### Exercise directions:
Work out how many lines of the data hold the string "отзыва", and reply with that number alone.

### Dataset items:
----
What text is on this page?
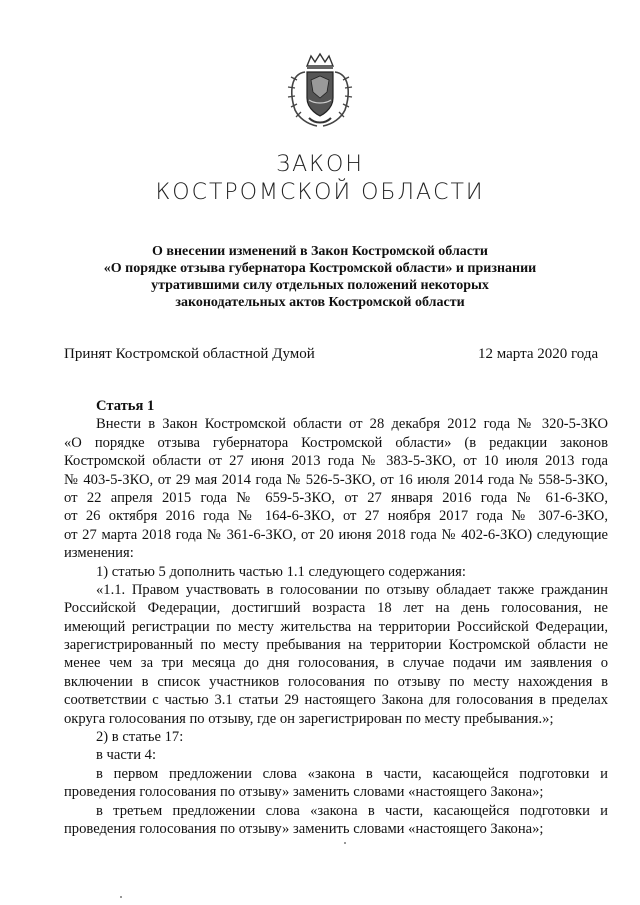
ЗАКОН
КОСТРОМСКОЙ ОБЛАСТИ
О внесении изменений в Закон Костромской области
«О порядке отзыва губернатора Костромской области» и признании
утратившими силу отдельных положений некоторых
законодательных актов Костромской области
Принят Костромской областной Думой	12 марта 2020 года
Статья 1
Внести в Закон Костромской области от 28 декабря 2012 года № 320-5-ЗКО
«О порядке отзыва губернатора Костромской области» (в редакции законов
Костромской области от 27 июня 2013 года № 383-5-ЗКО, от 10 июля 2013 года
№ 403-5-ЗКО, от 29 мая 2014 года № 526-5-ЗКО, от 16 июля 2014 года № 558-5-ЗКО,
от 22 апреля 2015 года № 659-5-ЗКО, от 27 января 2016 года № 61-6-ЗКО,
от 26 октября 2016 года № 164-6-ЗКО, от 27 ноября 2017 года № 307-6-ЗКО,
от 27 марта 2018 года № 361-6-ЗКО, от 20 июня 2018 года № 402-6-ЗКО) следующие
изменения:
1) статью 5 дополнить частью 1.1 следующего содержания:
«1.1. Правом участвовать в голосовании по отзыву обладает также гражданин
Российской Федерации, достигший возраста 18 лет на день голосования, не
имеющий регистрации по месту жительства на территории Российской Федерации,
зарегистрированный по месту пребывания на территории Костромской области не
менее чем за три месяца до дня голосования, в случае подачи им заявления о
включении в список участников голосования по отзыву по месту нахождения в
соответствии с частью 3.1 статьи 29 настоящего Закона для голосования в пределах
округа голосования по отзыву, где он зарегистрирован по месту пребывания.»;
2) в статье 17:
в части 4:
в первом предложении слова «закона в части, касающейся подготовки и
проведения голосования по отзыву» заменить словами «настоящего Закона»;
в третьем предложении слова «закона в части, касающейся подготовки и
проведения голосования по отзыву» заменить словами «настоящего Закона»;
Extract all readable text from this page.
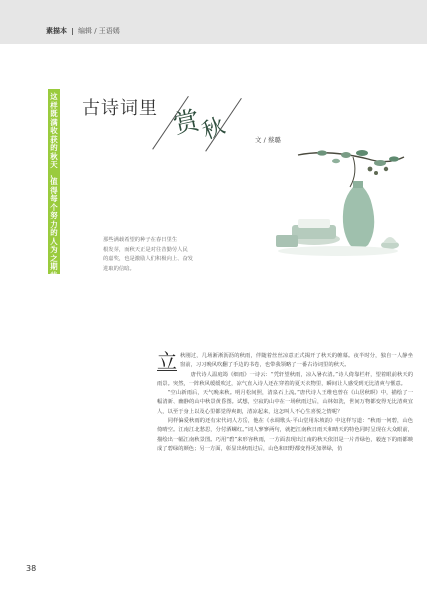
素描本 编辑 / 王语嫣
这
样
既
满
收
获
的
秋
天
，
值
得
每
个
努
力
的
人
为
之
期
待
！
古诗词里 赏
秋	文 / 蔡璐
那些满载希望的种子在春日里生
根发芽，而秋天正是对往昔勤劳人民
的嘉奖，也是激励人们积极向上、奋发
进取的信暗。

立 秋刚过，几场淅淅沥沥的秋雨，伴随着丝丝凉意正式揭开了秋天的帷幕。夜半时分，独自一人静坐窗前，习习晚风吹翻了手边的书卷，也带我领略了一番古诗词里的秋天。

唐代诗人温庭筠《细雨》一诗云：“凭轩望秋雨，凉入暑衣清。”诗人倚靠栏杆，望着眼前秋天的雨景。突然，一阵秋风缓缓吹过，凉气直入诗人还在穿着的夏天衣物里，瞬间让人感受到无比清爽与惬意。

“空山新雨后，天气晚来秋。明月松间照，清泉石上流。”唐代诗人王维也曾在《山居秋暝》中，描绘了一幅清新、幽静的山中秋景黄昏图。试想，空寂的山中在一场秋雨过后，山林如洗，世间万物都变得无比清爽宜人，以至于身上以及心里都觉得爽朗，清凉起来，这怎叫人不心生喜悦之情呢？

同样偏爱秋雨的还有宋代词人方岳，他在《水调歌头·平山堂用东坡韵》中这样写道：“秋雨一何碧，山色倚晴空。江南江北愁思，分付酒螺红。”词人寥寥两句，就把江南秋日雨天和晴天的特色同时呈现在大众眼前，描绘出一幅江南秋景图。巧用“碧”来形容秋雨，一方面表现出江南的秋天依旧是一片青绿色，毅连下的雨都映成了碧绿的颜色；另一方面，彰显出秋雨过后，山色和田野都变得更加翠绿，仿

38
----
### Output for this exercise:
2